§ **What you need to do**
Examine the entries and show every line in which the word "Manage" is found.
___
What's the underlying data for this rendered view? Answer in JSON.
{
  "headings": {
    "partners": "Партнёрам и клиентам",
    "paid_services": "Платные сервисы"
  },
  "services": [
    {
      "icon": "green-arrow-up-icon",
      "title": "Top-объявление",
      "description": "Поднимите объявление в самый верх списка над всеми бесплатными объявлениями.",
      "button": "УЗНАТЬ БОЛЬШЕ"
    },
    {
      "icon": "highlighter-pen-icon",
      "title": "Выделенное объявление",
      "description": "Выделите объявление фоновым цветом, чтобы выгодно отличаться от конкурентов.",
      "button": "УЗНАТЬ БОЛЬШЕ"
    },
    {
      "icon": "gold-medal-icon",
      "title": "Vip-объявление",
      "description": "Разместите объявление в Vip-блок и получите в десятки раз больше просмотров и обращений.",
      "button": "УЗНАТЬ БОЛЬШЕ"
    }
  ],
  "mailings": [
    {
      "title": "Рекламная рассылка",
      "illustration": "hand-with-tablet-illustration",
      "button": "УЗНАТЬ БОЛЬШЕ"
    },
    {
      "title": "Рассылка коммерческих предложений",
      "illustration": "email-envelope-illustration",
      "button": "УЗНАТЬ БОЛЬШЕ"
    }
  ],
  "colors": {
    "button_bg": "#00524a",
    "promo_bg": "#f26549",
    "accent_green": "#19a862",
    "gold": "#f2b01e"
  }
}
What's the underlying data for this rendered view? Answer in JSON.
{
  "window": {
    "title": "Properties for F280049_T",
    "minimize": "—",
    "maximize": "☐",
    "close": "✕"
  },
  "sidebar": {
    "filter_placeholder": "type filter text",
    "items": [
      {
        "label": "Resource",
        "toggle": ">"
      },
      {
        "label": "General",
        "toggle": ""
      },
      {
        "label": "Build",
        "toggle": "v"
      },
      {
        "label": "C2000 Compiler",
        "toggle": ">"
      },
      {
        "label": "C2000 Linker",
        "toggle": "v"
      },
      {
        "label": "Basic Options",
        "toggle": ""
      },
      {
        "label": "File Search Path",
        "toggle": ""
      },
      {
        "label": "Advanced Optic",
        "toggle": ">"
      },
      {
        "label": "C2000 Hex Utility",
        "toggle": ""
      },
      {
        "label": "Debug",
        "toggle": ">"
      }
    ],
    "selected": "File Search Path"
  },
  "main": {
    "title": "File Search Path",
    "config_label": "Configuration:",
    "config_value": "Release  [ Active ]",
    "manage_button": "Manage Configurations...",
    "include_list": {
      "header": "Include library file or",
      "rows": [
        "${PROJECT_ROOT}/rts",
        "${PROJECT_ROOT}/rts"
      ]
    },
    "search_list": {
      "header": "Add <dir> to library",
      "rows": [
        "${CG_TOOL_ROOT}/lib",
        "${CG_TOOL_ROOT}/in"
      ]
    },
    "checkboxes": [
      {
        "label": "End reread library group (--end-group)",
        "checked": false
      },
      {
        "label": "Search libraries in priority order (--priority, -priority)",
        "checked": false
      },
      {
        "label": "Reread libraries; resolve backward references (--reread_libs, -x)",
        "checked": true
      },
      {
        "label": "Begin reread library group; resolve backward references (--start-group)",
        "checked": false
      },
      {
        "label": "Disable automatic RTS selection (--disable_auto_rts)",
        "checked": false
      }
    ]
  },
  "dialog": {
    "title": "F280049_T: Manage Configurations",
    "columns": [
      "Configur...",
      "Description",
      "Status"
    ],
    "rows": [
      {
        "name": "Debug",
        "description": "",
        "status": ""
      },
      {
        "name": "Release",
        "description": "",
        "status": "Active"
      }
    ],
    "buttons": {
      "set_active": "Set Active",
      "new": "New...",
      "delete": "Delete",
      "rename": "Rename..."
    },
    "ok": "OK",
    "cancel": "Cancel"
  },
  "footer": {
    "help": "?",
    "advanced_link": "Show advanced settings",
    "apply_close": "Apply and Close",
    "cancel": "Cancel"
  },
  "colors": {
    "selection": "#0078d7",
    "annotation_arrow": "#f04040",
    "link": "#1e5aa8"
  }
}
___
§ **Output for this task**
    "manage_button": "Manage Configurations...",
    "title": "F280049_T: Manage Configurations",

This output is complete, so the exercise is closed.